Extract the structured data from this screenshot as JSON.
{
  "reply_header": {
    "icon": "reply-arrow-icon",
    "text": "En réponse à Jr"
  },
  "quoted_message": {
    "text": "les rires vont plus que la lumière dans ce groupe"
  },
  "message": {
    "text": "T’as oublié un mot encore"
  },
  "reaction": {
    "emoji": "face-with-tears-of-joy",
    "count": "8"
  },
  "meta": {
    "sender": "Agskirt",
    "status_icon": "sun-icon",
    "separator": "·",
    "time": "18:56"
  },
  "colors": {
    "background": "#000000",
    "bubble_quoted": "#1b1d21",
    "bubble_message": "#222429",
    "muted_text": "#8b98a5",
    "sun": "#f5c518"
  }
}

##############################

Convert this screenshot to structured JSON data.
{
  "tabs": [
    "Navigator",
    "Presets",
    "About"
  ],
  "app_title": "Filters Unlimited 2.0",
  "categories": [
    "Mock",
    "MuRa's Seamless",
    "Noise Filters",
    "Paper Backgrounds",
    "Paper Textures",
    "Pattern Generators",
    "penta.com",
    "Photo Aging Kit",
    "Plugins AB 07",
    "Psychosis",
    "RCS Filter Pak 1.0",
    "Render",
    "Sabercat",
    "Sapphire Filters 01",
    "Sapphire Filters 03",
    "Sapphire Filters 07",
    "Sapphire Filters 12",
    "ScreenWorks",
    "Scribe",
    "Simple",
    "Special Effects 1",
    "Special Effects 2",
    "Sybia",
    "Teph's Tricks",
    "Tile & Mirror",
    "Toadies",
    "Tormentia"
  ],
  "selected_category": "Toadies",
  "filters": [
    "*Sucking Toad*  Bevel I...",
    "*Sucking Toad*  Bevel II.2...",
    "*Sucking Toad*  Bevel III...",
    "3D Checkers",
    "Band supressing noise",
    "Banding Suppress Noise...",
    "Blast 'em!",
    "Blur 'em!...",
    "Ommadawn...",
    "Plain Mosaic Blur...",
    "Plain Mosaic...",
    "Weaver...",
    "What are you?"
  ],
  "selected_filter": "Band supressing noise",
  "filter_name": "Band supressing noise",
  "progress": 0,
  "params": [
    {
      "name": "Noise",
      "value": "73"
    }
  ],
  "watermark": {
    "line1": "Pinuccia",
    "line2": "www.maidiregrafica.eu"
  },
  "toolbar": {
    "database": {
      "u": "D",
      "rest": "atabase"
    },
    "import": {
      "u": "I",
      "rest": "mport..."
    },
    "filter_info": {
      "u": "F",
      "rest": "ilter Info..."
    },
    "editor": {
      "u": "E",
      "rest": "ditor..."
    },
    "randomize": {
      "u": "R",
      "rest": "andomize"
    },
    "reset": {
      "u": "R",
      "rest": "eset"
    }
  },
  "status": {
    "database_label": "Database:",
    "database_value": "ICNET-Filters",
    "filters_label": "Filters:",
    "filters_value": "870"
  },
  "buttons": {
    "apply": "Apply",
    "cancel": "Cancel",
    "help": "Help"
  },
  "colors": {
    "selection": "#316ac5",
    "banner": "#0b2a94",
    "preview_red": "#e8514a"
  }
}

##############################

**THE REQUEST**:
Every line holding "supressing" should be copied out.

**FINISHED ANSWER**:
    "Band supressing noise",
  "selected_filter": "Band supressing noise",
  "filter_name": "Band supressing noise",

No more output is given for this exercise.